Data records
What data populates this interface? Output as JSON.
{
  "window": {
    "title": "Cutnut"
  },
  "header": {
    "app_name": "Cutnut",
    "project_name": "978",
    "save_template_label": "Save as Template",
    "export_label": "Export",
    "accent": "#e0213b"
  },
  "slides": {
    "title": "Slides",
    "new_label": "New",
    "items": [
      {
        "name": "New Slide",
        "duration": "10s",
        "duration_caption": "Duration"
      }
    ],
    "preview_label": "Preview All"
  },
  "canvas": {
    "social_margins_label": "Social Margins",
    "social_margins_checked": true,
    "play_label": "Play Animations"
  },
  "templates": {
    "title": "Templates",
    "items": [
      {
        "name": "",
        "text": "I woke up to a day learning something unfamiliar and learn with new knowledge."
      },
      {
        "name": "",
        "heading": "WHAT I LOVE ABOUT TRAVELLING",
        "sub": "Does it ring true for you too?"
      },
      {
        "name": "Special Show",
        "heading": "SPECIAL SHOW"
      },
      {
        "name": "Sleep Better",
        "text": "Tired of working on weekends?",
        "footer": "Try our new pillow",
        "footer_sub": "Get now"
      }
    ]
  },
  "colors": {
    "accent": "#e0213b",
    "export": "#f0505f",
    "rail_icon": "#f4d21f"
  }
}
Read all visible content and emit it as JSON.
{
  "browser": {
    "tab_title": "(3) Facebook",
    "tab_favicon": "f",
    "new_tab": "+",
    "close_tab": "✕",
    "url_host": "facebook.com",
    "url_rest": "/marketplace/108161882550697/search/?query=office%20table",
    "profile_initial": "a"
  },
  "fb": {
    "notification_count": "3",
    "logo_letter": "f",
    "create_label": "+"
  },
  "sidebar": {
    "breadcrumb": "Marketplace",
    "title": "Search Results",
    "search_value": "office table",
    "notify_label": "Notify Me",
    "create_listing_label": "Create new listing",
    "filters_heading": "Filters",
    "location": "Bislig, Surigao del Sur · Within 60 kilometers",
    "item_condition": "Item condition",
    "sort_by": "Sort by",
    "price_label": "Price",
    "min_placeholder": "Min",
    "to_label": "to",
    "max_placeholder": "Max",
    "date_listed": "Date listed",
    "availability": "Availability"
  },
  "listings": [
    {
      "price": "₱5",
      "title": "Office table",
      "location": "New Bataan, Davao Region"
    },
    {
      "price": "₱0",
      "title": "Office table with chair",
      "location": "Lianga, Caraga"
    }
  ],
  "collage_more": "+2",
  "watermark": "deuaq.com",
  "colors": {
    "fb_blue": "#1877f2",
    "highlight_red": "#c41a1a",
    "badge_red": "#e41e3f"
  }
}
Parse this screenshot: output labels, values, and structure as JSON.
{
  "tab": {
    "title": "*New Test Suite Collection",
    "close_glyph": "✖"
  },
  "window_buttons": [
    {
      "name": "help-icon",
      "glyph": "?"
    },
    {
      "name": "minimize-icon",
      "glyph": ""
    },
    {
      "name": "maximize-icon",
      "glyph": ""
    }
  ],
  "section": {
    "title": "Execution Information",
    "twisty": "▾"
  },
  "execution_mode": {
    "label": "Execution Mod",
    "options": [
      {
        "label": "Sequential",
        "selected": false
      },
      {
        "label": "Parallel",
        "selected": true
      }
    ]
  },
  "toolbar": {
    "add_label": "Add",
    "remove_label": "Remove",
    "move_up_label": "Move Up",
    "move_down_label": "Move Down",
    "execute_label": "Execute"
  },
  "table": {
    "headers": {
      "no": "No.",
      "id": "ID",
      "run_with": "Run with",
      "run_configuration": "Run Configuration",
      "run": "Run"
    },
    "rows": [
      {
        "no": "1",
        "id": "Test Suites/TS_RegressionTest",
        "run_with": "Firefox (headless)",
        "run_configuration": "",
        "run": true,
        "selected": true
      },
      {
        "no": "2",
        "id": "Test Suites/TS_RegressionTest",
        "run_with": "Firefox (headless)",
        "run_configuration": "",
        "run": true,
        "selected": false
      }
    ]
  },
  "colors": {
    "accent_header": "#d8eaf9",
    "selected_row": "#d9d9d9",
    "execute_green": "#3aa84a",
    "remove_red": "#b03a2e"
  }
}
* * *
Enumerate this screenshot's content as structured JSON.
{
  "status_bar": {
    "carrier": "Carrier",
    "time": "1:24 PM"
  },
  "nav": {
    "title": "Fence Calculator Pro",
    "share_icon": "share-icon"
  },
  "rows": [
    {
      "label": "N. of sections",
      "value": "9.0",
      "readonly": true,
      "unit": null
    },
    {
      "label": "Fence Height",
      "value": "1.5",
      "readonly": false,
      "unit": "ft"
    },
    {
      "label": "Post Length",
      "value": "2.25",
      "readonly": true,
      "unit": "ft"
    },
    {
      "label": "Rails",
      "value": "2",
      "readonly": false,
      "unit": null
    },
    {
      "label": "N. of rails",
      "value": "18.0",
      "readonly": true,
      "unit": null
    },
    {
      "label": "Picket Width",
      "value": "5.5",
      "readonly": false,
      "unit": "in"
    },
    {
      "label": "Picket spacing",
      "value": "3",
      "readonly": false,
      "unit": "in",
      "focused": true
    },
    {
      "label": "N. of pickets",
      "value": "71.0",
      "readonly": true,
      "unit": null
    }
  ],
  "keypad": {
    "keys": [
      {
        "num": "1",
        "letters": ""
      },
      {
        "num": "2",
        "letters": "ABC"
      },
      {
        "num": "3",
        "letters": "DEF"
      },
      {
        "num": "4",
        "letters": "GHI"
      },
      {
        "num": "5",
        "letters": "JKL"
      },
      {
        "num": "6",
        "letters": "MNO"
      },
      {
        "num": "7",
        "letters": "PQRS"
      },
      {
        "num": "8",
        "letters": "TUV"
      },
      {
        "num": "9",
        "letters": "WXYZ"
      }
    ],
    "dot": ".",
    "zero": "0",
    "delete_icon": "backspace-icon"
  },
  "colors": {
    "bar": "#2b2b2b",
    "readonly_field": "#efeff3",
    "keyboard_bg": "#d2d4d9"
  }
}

Your instructions
Pull out all lines from the entries above in which the word "JSON" appears.

Result of the exercise
What data populates this interface? Output as JSON.
Read all visible content and emit it as JSON.
Parse this screenshot: output labels, values, and structure as JSON.
Enumerate this screenshot's content as structured JSON.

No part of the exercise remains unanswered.